GOAL:
Search the data for the word "muerto" and copy every line that contains it.

+ + + + + + +

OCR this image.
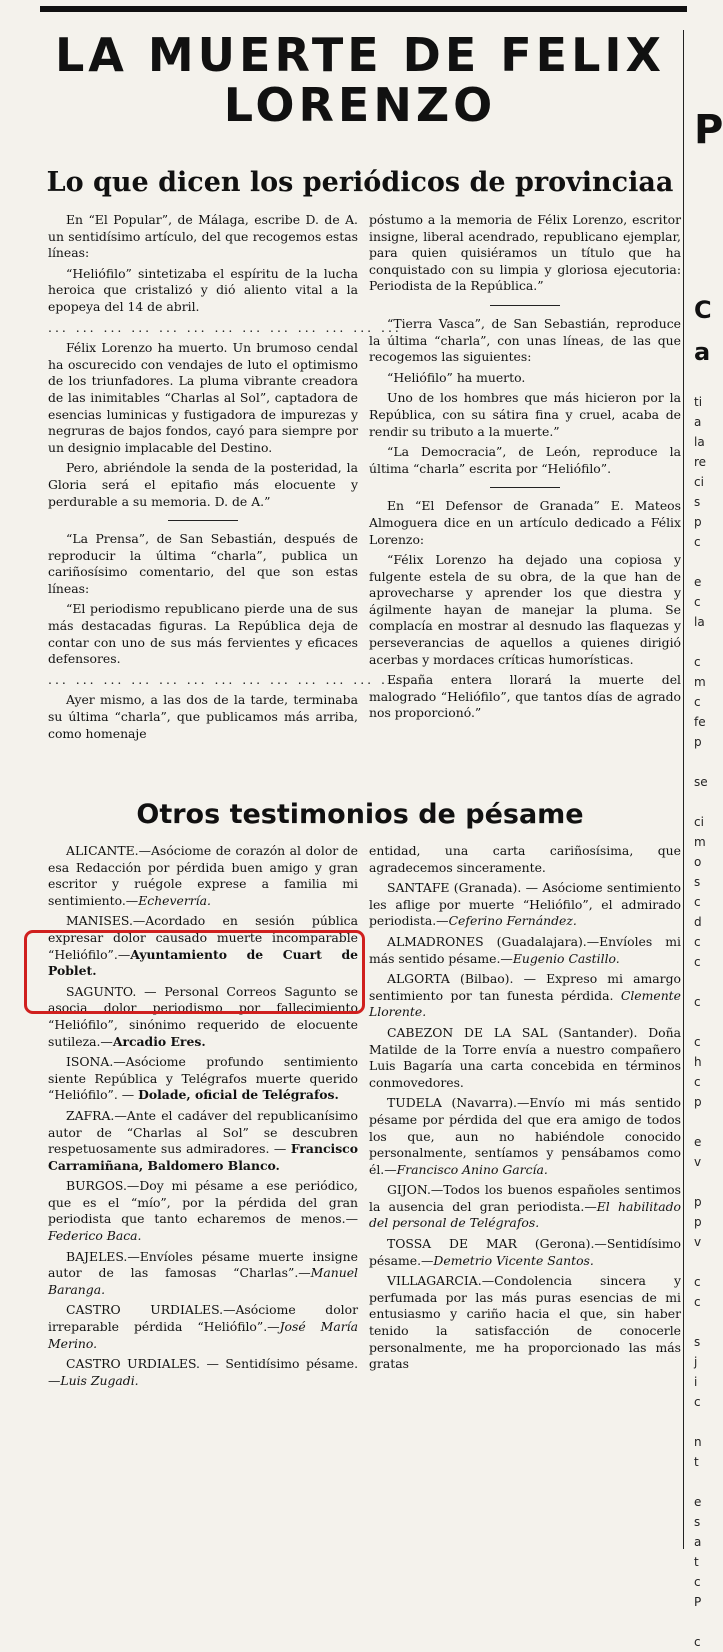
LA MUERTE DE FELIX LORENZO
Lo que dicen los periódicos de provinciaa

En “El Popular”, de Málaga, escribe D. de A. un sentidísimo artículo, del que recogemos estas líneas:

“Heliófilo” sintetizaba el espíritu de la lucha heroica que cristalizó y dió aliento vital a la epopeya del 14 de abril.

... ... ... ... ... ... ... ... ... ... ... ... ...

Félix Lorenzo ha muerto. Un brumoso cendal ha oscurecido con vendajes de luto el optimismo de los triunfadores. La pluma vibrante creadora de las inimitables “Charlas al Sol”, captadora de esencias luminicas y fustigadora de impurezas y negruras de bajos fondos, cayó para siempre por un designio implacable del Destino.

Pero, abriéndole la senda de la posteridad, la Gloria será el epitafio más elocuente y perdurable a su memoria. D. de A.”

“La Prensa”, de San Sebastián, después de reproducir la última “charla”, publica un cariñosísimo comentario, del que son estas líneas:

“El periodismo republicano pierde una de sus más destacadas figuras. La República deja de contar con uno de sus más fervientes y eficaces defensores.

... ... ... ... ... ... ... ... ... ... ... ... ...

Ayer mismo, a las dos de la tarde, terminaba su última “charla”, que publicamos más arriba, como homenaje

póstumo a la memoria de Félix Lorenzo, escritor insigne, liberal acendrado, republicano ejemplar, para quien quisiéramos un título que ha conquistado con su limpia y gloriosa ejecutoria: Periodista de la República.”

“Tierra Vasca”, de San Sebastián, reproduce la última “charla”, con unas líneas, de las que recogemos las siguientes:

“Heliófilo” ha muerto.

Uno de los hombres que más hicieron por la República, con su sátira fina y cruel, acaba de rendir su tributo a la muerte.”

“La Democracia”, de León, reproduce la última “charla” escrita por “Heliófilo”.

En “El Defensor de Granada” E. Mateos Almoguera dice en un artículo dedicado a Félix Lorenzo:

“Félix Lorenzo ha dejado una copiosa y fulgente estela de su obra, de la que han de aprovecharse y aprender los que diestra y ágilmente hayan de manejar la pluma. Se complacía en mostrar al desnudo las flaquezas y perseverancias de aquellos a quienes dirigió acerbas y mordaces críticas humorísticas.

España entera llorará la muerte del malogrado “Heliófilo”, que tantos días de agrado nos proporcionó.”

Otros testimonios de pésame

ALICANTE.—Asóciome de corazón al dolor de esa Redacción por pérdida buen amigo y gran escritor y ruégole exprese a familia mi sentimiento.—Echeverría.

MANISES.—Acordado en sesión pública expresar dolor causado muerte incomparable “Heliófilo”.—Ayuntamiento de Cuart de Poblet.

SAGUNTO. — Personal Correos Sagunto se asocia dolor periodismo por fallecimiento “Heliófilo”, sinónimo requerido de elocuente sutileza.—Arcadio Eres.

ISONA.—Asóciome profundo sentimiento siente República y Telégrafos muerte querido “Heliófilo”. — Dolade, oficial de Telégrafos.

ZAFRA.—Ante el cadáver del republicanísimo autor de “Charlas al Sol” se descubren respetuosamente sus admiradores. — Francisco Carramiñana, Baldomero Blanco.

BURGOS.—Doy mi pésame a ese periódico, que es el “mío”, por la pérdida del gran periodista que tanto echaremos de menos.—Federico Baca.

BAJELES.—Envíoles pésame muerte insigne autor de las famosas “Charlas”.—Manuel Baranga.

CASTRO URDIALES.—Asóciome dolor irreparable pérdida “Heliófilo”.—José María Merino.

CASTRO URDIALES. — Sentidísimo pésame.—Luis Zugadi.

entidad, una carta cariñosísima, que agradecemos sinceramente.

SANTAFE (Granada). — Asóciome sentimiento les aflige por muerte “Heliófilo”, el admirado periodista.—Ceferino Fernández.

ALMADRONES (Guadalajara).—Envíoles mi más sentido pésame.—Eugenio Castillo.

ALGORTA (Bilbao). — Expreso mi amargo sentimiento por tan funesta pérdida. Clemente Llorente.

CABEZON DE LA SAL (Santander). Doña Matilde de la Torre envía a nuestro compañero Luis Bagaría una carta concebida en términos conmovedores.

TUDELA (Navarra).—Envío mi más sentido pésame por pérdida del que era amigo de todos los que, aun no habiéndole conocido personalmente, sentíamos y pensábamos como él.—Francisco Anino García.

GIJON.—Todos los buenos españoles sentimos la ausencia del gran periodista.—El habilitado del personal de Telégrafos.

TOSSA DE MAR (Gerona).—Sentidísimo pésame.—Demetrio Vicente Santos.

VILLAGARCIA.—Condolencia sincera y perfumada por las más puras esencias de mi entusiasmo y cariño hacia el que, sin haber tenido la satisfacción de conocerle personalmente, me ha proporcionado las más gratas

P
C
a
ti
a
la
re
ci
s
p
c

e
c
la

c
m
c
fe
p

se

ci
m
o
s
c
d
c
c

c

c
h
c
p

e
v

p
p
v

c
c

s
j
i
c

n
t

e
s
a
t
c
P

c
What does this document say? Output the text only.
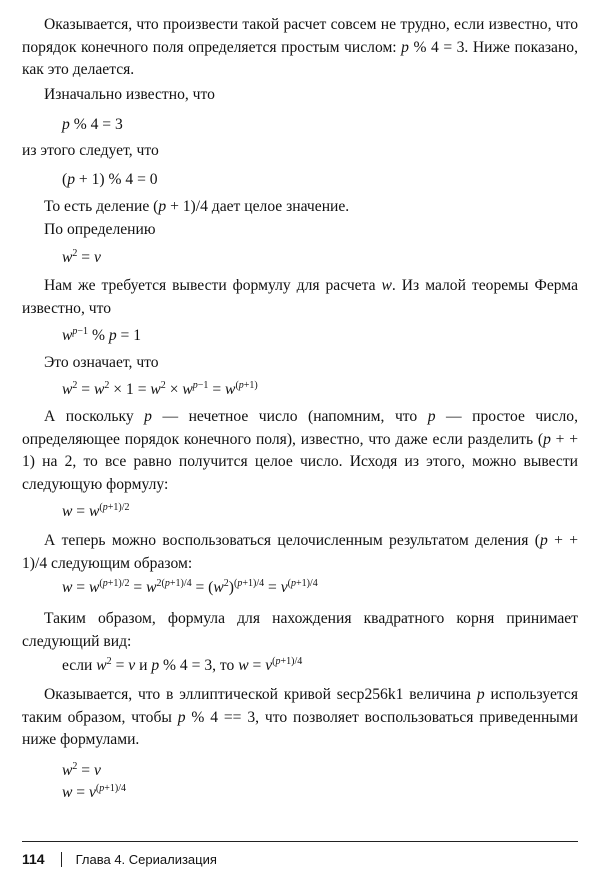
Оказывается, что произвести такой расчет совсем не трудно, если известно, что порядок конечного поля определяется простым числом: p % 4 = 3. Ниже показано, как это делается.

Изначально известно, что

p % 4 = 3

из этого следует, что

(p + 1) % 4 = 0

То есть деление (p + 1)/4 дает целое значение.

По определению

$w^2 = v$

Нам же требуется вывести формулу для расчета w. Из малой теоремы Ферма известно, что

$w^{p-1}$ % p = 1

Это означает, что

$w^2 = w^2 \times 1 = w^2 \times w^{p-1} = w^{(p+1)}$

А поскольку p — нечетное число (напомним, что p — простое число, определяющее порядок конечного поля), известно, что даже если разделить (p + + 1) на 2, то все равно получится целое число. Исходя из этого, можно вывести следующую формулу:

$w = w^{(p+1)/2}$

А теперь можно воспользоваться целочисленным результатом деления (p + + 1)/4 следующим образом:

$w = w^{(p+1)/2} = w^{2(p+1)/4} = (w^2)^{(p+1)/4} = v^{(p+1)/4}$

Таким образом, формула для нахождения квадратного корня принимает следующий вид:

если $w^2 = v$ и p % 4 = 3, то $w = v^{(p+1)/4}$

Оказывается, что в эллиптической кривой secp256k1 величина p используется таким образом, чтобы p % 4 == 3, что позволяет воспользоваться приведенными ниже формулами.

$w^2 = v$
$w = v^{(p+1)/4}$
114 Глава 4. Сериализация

+ + + + + + +

TASK OUTPUT:
Félix Lorenzo ha muerto. Un brumoso cendal ha oscurecido con vendajes de luto el optimismo de los triunfadores. La pluma vibrante creadora de las inimitables “Charlas al Sol”, captadora de esencias luminicas y fustigadora de impurezas y negruras de bajos fondos, cayó para siempre por un designio implacable del Destino.
“Heliófilo” ha muerto.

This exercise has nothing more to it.